Aim of the task: Tally every line of the listing where the string "Columns" is found, and state the total alone.

_ _ _ _

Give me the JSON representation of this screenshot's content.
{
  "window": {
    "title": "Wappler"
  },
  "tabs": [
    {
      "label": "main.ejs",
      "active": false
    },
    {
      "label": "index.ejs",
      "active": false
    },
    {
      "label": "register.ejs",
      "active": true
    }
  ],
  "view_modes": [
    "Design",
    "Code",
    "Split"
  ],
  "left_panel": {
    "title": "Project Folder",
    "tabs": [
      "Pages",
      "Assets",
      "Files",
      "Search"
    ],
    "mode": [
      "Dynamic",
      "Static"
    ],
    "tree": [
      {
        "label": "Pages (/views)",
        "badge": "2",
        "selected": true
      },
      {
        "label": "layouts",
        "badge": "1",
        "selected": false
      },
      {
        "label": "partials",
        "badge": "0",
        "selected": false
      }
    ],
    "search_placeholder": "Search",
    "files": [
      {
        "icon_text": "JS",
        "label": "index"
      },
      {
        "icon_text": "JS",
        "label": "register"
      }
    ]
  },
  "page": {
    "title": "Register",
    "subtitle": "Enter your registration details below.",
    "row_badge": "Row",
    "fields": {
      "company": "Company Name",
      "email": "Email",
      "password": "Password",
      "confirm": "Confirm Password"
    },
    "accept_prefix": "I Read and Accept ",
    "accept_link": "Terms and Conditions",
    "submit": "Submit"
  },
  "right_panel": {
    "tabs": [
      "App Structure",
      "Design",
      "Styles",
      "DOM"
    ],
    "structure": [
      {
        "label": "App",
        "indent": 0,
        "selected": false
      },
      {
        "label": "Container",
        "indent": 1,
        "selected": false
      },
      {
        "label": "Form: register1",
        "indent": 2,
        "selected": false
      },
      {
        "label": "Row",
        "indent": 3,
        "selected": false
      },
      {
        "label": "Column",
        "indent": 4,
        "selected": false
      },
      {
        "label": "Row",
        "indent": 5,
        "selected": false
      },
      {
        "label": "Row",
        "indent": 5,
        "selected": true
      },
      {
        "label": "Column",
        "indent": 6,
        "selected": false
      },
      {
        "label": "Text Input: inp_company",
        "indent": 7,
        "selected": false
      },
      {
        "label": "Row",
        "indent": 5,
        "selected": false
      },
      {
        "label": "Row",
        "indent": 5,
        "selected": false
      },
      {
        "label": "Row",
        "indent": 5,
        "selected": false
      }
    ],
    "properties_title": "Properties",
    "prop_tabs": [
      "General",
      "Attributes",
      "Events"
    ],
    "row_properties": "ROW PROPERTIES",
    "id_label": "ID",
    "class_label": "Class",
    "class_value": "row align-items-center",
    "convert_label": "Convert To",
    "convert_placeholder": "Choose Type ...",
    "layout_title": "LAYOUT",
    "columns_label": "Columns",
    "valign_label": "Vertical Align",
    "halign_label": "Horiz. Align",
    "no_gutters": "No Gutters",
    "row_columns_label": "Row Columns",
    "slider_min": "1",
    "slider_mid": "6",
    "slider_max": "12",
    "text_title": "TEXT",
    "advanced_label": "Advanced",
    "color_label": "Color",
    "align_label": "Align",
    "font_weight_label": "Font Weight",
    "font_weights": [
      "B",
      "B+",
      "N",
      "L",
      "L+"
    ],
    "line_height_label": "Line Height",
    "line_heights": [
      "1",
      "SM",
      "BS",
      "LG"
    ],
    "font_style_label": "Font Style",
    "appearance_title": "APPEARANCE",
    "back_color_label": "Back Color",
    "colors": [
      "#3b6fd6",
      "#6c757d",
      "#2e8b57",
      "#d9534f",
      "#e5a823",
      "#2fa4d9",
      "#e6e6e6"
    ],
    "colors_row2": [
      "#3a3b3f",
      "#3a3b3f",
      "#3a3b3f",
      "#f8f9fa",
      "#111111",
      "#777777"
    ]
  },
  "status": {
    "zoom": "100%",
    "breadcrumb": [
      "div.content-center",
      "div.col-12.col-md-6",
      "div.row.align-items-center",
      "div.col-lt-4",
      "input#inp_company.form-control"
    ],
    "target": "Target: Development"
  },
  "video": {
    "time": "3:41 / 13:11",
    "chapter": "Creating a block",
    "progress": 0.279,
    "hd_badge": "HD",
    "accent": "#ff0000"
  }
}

_ _ _ _

Output for this task: 2